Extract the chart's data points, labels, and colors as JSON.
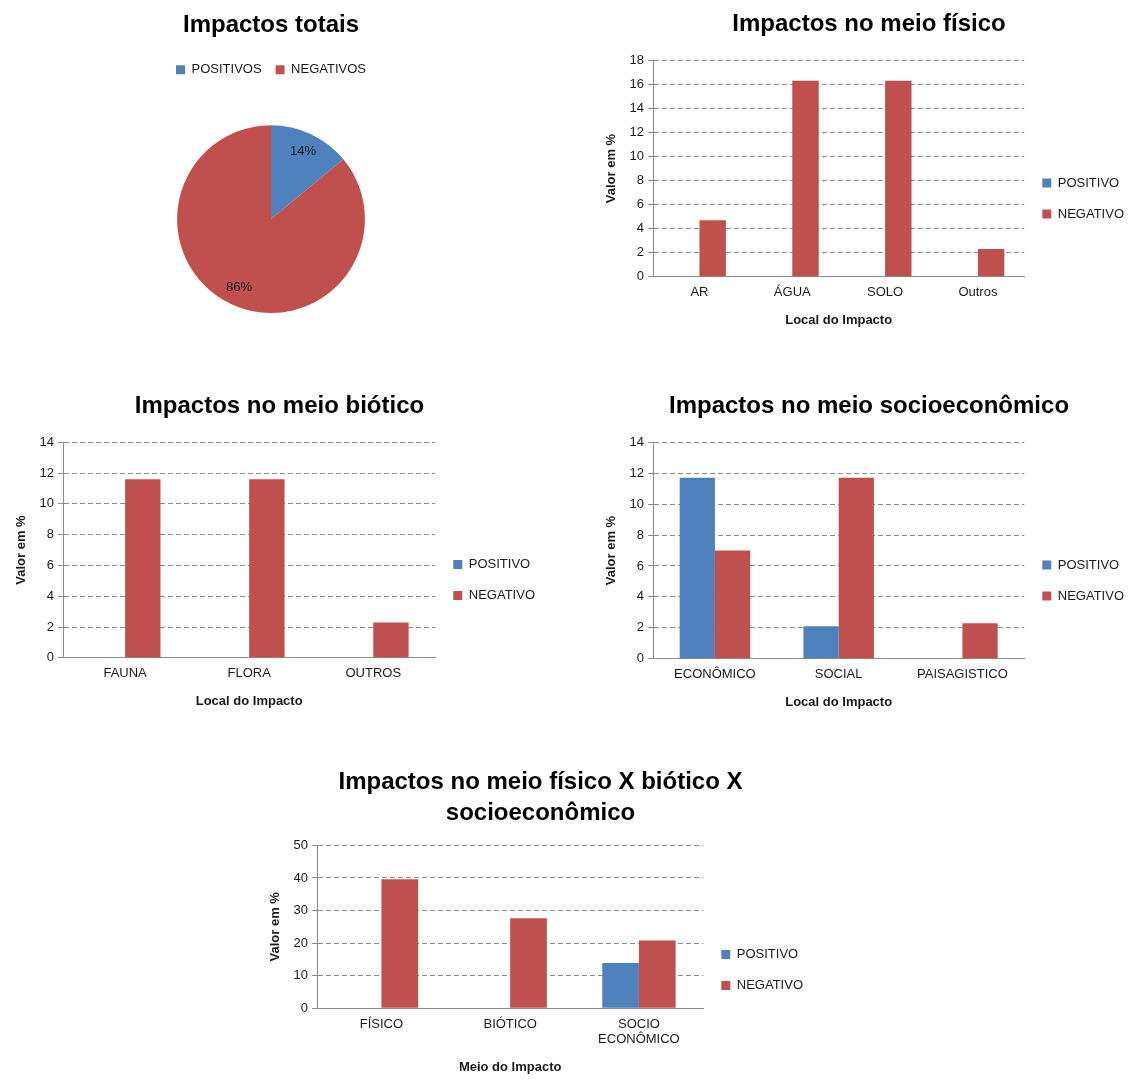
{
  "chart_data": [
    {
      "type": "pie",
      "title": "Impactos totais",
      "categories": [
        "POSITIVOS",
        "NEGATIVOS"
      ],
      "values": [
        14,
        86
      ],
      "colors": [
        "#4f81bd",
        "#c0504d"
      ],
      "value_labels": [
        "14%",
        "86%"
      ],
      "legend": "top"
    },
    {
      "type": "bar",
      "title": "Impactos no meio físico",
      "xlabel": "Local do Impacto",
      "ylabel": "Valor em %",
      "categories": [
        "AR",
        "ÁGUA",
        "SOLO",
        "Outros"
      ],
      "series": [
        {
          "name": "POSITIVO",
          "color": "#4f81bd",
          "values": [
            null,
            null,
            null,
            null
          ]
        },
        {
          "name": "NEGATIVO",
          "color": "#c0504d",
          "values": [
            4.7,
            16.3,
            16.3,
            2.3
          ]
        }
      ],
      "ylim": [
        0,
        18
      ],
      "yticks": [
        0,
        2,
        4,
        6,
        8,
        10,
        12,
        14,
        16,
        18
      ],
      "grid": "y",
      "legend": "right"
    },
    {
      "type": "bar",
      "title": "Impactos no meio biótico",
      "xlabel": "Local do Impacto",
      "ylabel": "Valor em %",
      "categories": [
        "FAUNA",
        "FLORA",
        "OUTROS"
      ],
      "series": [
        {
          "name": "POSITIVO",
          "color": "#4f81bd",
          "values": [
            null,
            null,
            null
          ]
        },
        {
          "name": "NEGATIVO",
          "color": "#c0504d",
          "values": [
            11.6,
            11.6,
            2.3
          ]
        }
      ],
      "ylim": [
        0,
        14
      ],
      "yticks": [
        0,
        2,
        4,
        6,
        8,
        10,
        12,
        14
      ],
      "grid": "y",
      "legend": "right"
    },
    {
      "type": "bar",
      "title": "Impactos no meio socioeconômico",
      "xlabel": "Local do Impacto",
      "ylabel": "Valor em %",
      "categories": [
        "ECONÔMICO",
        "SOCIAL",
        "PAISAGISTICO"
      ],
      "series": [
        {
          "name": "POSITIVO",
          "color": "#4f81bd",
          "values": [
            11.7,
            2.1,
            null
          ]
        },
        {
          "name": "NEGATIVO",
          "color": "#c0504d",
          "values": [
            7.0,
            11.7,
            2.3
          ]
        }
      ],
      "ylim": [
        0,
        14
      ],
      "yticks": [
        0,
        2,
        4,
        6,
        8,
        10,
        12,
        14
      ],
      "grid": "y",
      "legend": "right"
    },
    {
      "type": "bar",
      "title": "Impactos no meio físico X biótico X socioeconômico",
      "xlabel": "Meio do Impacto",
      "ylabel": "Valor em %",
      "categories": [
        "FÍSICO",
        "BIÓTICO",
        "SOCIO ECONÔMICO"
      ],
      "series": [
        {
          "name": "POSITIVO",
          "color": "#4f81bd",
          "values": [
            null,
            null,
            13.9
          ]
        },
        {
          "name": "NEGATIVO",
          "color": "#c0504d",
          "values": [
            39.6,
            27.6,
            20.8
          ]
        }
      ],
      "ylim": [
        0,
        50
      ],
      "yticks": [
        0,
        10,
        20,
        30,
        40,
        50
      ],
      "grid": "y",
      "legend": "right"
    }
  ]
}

_EXERCISE REQUIREMENTS_
Omit all pictures while transcribing the entries verbatim.

_EXERCISE RESULT_
Extract the chart's data points, labels, and colors as JSON.
{
  "chart_data": [
    {
      "type": "pie",
      "title": "Impactos totais",
      "categories": [
        "POSITIVOS",
        "NEGATIVOS"
      ],
      "values": [
        14,
        86
      ],
      "colors": [
        "#4f81bd",
        "#c0504d"
      ],
      "value_labels": [
        "14%",
        "86%"
      ],
      "legend": "top"
    },
    {
      "type": "bar",
      "title": "Impactos no meio físico",
      "xlabel": "Local do Impacto",
      "ylabel": "Valor em %",
      "categories": [
        "AR",
        "ÁGUA",
        "SOLO",
        "Outros"
      ],
      "series": [
        {
          "name": "POSITIVO",
          "color": "#4f81bd",
          "values": [
            null,
            null,
            null,
            null
          ]
        },
        {
          "name": "NEGATIVO",
          "color": "#c0504d",
          "values": [
            4.7,
            16.3,
            16.3,
            2.3
          ]
        }
      ],
      "ylim": [
        0,
        18
      ],
      "yticks": [
        0,
        2,
        4,
        6,
        8,
        10,
        12,
        14,
        16,
        18
      ],
      "grid": "y",
      "legend": "right"
    },
    {
      "type": "bar",
      "title": "Impactos no meio biótico",
      "xlabel": "Local do Impacto",
      "ylabel": "Valor em %",
      "categories": [
        "FAUNA",
        "FLORA",
        "OUTROS"
      ],
      "series": [
        {
          "name": "POSITIVO",
          "color": "#4f81bd",
          "values": [
            null,
            null,
            null
          ]
        },
        {
          "name": "NEGATIVO",
          "color": "#c0504d",
          "values": [
            11.6,
            11.6,
            2.3
          ]
        }
      ],
      "ylim": [
        0,
        14
      ],
      "yticks": [
        0,
        2,
        4,
        6,
        8,
        10,
        12,
        14
      ],
      "grid": "y",
      "legend": "right"
    },
    {
      "type": "bar",
      "title": "Impactos no meio socioeconômico",
      "xlabel": "Local do Impacto",
      "ylabel": "Valor em %",
      "categories": [
        "ECONÔMICO",
        "SOCIAL",
        "PAISAGISTICO"
      ],
      "series": [
        {
          "name": "POSITIVO",
          "color": "#4f81bd",
          "values": [
            11.7,
            2.1,
            null
          ]
        },
        {
          "name": "NEGATIVO",
          "color": "#c0504d",
          "values": [
            7.0,
            11.7,
            2.3
          ]
        }
      ],
      "ylim": [
        0,
        14
      ],
      "yticks": [
        0,
        2,
        4,
        6,
        8,
        10,
        12,
        14
      ],
      "grid": "y",
      "legend": "right"
    },
    {
      "type": "bar",
      "title": "Impactos no meio físico X biótico X socioeconômico",
      "xlabel": "Meio do Impacto",
      "ylabel": "Valor em %",
      "categories": [
        "FÍSICO",
        "BIÓTICO",
        "SOCIO ECONÔMICO"
      ],
      "series": [
        {
          "name": "POSITIVO",
          "color": "#4f81bd",
          "values": [
            null,
            null,
            13.9
          ]
        },
        {
          "name": "NEGATIVO",
          "color": "#c0504d",
          "values": [
            39.6,
            27.6,
            20.8
          ]
        }
      ],
      "ylim": [
        0,
        50
      ],
      "yticks": [
        0,
        10,
        20,
        30,
        40,
        50
      ],
      "grid": "y",
      "legend": "right"
    }
  ]
}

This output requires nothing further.